**Given task**
Copy out, from the entries below, each line holding the string "VIRTUAL".
──────────
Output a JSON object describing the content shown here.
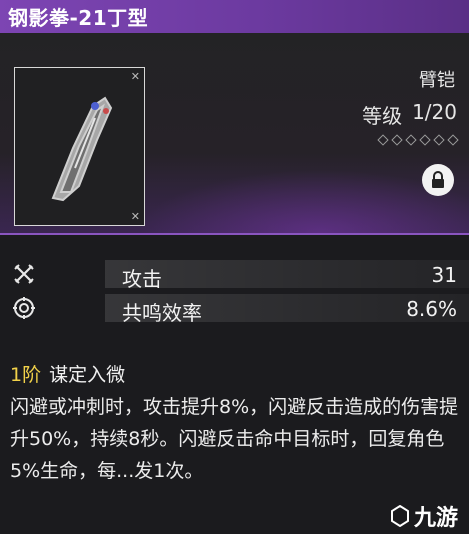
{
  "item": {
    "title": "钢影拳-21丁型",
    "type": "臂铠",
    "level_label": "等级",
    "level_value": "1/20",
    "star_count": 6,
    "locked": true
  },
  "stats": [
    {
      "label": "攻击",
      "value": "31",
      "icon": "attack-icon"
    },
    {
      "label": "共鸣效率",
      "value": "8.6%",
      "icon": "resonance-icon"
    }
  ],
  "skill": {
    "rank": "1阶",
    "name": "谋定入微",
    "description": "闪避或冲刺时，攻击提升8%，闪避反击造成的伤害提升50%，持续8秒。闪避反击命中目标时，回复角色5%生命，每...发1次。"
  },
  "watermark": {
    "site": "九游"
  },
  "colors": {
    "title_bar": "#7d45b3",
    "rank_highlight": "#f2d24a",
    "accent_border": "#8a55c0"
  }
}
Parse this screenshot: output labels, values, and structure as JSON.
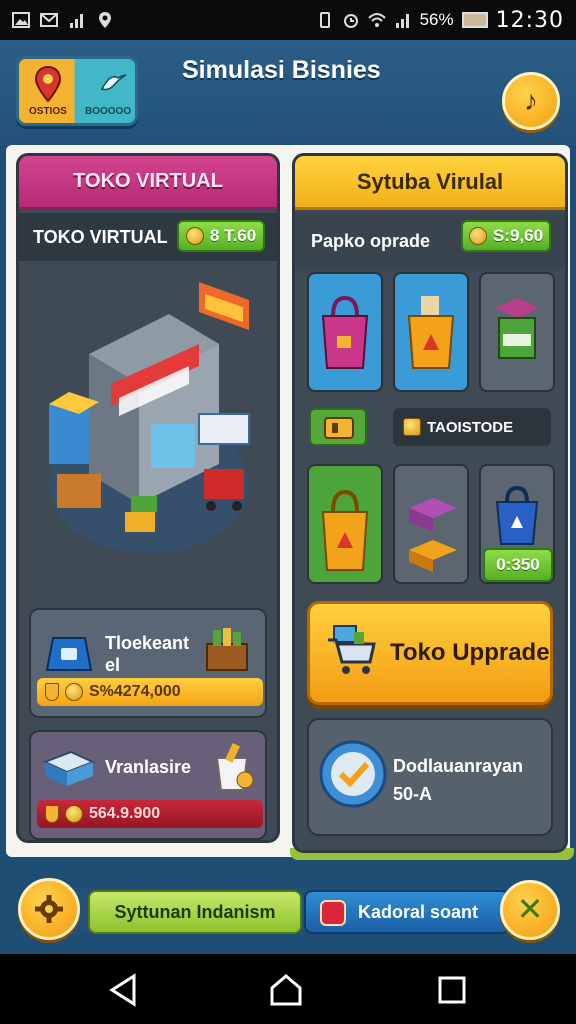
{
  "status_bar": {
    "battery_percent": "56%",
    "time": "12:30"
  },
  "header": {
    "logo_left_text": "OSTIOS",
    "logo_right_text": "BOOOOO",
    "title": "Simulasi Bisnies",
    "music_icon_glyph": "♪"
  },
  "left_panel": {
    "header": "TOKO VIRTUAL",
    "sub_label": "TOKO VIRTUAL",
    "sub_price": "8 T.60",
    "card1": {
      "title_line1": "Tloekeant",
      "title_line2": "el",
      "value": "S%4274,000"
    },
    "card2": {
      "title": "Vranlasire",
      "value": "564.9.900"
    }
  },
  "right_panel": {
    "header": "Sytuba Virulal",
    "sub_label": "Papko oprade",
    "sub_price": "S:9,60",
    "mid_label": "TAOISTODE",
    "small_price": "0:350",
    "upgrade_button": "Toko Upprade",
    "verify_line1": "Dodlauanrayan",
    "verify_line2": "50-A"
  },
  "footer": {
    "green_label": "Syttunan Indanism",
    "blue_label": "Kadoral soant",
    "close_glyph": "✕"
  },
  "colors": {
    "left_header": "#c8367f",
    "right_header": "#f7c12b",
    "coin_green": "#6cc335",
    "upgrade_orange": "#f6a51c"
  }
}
──────────
**Solution below**
    "header": "TOKO VIRTUAL",
    "sub_label": "TOKO VIRTUAL",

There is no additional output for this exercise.